Stored dataset items
— start —

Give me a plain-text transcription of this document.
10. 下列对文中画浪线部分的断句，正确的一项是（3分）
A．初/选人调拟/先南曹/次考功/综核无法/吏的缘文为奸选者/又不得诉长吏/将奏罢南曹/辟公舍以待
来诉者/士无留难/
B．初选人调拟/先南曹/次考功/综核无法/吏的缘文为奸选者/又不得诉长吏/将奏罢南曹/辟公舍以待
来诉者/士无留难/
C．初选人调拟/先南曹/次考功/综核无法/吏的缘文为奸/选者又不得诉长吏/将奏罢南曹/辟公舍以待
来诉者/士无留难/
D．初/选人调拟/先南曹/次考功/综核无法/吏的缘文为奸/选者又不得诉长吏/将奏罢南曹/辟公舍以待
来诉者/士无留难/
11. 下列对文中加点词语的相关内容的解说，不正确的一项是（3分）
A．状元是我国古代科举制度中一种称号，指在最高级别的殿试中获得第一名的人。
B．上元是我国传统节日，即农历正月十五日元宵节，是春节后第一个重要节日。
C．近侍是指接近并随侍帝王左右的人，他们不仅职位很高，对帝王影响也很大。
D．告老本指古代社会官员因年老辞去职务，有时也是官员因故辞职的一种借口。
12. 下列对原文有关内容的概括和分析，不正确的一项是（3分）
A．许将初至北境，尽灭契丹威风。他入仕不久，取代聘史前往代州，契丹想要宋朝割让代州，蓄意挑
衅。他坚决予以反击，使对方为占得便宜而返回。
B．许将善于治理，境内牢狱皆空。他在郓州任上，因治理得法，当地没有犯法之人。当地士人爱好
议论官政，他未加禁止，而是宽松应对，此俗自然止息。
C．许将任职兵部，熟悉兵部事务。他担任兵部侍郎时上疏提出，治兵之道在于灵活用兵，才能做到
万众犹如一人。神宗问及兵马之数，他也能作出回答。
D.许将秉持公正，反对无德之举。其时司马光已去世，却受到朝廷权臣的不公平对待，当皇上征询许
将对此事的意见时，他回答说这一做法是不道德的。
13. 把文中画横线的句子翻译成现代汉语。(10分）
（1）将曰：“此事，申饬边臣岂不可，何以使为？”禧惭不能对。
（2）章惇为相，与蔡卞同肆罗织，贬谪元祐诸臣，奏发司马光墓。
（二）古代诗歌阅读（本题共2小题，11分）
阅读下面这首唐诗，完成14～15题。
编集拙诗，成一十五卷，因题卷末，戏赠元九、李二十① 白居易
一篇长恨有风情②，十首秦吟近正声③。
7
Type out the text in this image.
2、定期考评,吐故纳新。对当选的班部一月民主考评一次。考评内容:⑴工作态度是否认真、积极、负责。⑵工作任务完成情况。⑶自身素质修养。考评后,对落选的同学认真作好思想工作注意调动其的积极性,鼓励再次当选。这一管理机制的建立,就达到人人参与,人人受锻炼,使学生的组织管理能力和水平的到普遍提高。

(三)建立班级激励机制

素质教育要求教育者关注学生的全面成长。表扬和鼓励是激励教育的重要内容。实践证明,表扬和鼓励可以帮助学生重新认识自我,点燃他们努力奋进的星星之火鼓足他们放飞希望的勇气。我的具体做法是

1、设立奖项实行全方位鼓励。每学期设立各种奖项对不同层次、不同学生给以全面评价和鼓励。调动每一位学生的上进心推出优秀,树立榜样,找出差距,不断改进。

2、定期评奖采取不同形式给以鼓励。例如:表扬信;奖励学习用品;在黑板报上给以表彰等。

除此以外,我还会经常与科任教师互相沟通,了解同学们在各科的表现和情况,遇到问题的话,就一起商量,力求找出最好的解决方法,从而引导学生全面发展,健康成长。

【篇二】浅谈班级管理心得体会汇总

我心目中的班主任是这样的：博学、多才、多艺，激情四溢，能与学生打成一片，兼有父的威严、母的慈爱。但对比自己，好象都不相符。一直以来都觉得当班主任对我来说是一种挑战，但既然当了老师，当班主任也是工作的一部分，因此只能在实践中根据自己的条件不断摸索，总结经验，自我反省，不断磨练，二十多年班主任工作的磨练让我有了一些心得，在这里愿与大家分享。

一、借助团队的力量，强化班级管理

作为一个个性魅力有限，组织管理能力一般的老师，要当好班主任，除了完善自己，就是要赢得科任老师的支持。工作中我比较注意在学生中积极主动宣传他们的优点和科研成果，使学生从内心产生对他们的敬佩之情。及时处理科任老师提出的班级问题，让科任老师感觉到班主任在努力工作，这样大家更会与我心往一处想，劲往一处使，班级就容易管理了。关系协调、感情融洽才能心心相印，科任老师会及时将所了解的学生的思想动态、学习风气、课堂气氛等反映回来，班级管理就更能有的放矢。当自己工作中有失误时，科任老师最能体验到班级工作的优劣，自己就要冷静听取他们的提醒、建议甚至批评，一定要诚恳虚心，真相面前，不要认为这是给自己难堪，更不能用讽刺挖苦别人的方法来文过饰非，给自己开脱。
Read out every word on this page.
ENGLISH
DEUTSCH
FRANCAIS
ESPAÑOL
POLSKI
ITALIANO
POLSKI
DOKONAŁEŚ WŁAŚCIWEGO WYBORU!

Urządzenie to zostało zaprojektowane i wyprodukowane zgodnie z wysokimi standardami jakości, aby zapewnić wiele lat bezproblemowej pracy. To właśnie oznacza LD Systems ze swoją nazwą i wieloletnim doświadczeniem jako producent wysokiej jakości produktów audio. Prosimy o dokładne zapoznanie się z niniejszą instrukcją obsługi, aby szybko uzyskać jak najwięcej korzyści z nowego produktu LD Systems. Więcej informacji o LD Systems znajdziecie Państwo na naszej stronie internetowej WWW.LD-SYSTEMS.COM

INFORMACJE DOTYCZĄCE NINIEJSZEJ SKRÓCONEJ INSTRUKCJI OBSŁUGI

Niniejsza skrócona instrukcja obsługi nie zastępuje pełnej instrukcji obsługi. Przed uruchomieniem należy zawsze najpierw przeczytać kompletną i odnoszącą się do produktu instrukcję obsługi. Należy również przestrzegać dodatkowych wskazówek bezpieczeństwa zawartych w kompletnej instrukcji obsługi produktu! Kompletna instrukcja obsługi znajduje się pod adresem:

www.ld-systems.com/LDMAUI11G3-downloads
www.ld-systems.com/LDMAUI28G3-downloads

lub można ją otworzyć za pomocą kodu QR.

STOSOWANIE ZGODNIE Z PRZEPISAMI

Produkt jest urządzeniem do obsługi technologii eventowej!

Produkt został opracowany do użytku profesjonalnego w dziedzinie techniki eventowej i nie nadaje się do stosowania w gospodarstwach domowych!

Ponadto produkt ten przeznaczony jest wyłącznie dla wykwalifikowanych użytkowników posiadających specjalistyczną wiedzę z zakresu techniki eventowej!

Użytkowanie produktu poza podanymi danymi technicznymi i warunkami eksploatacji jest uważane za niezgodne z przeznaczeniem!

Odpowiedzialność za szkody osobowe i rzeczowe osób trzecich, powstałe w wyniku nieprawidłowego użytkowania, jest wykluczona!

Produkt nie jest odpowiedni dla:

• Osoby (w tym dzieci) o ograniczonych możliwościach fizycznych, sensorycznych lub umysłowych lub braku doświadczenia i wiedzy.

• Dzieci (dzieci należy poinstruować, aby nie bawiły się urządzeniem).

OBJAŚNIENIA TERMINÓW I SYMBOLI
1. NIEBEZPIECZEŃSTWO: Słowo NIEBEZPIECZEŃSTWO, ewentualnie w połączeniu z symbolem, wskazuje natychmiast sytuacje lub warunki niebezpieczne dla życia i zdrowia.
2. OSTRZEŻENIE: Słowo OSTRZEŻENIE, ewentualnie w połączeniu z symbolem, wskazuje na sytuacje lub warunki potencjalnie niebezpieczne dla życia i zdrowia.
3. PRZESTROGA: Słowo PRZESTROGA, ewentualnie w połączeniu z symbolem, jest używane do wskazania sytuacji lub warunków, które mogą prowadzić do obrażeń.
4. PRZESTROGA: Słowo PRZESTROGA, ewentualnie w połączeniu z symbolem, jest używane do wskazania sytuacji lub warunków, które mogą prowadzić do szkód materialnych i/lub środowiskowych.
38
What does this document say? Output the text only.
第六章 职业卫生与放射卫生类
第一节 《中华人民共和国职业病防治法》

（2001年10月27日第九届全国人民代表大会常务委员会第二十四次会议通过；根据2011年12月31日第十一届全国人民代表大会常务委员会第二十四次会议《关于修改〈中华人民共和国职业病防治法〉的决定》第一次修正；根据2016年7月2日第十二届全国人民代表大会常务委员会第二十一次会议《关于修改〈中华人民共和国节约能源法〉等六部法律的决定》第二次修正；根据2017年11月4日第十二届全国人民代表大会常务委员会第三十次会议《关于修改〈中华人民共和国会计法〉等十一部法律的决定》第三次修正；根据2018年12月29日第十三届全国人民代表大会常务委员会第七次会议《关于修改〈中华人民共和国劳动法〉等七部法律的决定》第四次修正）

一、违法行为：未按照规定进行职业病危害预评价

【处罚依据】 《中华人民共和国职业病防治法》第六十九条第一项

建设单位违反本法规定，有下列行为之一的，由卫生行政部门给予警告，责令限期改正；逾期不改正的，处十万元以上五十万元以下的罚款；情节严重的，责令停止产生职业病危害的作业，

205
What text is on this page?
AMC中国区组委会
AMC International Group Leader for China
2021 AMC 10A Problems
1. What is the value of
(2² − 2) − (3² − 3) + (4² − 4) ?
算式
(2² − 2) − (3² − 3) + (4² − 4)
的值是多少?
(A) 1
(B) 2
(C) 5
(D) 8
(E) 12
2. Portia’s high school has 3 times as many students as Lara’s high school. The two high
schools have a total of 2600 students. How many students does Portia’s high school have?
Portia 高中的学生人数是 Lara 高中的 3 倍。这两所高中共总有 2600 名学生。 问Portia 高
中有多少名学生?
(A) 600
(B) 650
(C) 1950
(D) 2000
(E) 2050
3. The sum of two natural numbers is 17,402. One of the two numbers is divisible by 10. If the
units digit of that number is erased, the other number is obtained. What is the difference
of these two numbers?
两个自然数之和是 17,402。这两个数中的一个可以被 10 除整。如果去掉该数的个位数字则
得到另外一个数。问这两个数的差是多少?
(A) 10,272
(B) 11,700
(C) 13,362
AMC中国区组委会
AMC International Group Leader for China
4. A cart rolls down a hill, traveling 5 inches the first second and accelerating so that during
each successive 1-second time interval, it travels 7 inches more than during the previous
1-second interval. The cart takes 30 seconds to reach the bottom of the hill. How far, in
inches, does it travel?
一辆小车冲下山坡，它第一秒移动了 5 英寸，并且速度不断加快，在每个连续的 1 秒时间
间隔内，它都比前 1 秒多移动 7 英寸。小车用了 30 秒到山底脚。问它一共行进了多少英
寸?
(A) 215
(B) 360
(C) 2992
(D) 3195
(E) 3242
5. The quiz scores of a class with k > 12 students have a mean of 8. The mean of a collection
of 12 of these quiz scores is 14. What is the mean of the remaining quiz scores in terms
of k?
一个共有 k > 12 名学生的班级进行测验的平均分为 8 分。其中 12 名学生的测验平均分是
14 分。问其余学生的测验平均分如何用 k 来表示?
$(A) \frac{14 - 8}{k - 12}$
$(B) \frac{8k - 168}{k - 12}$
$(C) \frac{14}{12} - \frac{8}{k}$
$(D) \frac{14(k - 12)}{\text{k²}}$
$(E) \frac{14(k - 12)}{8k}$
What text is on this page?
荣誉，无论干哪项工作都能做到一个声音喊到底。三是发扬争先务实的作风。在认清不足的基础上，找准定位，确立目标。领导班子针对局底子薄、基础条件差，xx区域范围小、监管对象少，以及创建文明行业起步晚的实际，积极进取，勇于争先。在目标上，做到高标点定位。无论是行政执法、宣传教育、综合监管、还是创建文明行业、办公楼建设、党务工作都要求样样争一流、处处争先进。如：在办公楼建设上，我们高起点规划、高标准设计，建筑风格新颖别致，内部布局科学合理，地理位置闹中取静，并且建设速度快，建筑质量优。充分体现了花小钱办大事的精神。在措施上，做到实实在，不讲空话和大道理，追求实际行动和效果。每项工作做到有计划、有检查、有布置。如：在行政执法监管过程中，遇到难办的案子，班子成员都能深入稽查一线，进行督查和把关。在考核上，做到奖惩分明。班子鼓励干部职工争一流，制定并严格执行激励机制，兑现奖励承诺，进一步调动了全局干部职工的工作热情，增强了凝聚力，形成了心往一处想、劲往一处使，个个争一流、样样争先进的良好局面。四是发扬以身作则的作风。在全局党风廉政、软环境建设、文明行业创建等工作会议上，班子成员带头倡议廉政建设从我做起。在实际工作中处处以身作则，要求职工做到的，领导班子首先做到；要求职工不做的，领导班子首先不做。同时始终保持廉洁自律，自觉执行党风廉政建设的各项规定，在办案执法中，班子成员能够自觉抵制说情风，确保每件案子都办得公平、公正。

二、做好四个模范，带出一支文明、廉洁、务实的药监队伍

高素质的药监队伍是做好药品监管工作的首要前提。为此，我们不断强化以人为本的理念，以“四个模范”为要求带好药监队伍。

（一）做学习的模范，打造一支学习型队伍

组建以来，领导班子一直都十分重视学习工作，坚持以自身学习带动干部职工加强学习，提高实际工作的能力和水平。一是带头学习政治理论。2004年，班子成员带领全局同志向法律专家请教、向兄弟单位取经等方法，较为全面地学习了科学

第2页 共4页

— end —

STATED EXERCISE
Copy out each line of the entries that holds "school".

TASK RESPONSE
2. Portia’s high school has 3 times as many students as Lara’s high school. The two high
schools have a total of 2600 students. How many students does Portia’s high school have?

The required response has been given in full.